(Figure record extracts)
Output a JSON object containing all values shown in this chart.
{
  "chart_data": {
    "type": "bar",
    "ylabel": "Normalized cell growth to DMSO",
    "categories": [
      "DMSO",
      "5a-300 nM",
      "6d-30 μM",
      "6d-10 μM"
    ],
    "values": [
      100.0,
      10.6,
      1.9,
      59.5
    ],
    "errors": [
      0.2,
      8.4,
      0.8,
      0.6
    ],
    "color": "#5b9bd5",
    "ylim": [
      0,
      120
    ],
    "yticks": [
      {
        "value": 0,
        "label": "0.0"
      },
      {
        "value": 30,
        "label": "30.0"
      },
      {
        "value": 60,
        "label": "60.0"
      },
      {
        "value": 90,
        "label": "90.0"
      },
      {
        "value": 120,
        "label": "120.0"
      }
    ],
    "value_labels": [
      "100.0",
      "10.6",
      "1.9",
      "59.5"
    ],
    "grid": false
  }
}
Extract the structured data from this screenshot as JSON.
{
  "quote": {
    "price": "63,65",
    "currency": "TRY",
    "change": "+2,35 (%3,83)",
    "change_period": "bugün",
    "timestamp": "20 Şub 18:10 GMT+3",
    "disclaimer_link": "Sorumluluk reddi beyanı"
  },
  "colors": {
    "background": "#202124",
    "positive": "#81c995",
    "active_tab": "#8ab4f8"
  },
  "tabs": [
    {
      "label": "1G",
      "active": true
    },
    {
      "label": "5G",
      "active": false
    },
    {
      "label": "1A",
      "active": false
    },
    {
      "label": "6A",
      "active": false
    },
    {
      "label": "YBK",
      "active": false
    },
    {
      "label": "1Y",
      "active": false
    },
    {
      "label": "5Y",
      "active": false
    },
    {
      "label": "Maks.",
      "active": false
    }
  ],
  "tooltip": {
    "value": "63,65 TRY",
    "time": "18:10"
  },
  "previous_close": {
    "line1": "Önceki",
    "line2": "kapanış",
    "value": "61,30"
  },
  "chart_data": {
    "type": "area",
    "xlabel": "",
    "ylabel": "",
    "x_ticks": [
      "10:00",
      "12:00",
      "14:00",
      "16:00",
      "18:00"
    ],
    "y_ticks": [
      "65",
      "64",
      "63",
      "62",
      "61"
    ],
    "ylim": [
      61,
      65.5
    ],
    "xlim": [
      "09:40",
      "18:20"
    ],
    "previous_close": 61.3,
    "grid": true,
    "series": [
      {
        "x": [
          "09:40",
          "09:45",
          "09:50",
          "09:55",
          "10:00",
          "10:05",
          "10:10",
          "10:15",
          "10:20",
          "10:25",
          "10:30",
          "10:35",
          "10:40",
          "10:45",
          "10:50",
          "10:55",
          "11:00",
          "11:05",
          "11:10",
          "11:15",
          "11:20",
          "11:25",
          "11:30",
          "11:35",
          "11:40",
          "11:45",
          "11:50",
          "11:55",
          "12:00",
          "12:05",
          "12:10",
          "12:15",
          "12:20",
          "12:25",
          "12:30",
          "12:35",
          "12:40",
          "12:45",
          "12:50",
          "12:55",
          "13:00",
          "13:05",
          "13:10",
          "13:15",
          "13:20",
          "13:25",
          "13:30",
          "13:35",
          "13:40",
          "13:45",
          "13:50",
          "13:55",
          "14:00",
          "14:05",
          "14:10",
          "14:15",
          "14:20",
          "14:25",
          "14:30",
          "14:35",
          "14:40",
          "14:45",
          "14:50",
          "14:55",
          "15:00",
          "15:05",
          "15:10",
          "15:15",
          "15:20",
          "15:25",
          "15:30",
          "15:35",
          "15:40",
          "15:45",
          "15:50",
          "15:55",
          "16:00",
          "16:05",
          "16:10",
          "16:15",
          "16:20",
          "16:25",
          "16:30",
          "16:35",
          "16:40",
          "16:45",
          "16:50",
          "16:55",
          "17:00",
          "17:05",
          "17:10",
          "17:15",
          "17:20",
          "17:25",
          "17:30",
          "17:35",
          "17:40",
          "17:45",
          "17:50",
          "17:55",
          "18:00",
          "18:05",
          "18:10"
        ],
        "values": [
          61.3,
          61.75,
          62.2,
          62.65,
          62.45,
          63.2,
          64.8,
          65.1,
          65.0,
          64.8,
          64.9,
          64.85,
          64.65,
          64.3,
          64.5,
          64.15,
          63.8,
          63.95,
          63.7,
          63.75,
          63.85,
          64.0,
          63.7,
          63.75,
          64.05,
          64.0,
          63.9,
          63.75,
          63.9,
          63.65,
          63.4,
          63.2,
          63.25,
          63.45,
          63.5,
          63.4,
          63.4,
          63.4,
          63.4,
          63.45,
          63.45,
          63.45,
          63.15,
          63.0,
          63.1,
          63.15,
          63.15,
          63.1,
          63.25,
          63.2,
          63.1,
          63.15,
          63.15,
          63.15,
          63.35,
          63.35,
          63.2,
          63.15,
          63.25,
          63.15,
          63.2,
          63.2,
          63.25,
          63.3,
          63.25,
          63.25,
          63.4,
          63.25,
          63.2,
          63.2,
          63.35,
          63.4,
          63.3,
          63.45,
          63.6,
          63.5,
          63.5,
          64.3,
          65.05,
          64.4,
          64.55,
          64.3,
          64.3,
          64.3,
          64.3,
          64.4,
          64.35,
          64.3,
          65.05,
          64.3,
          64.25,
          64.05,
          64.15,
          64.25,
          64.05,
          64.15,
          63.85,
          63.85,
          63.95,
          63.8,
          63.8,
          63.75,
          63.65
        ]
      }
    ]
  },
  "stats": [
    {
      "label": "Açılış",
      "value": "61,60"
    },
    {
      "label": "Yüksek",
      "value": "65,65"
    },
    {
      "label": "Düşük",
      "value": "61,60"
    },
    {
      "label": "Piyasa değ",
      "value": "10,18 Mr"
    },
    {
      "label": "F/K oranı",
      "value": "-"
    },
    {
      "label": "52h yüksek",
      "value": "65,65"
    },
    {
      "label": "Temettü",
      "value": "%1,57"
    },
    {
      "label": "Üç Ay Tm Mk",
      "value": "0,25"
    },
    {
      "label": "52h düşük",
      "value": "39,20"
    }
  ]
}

• WHAT NEEDS TO BE DONE:
Give the number of lines in the listing above that hold the string "DMSO", with nothing else.

• FINAL RESULT:
2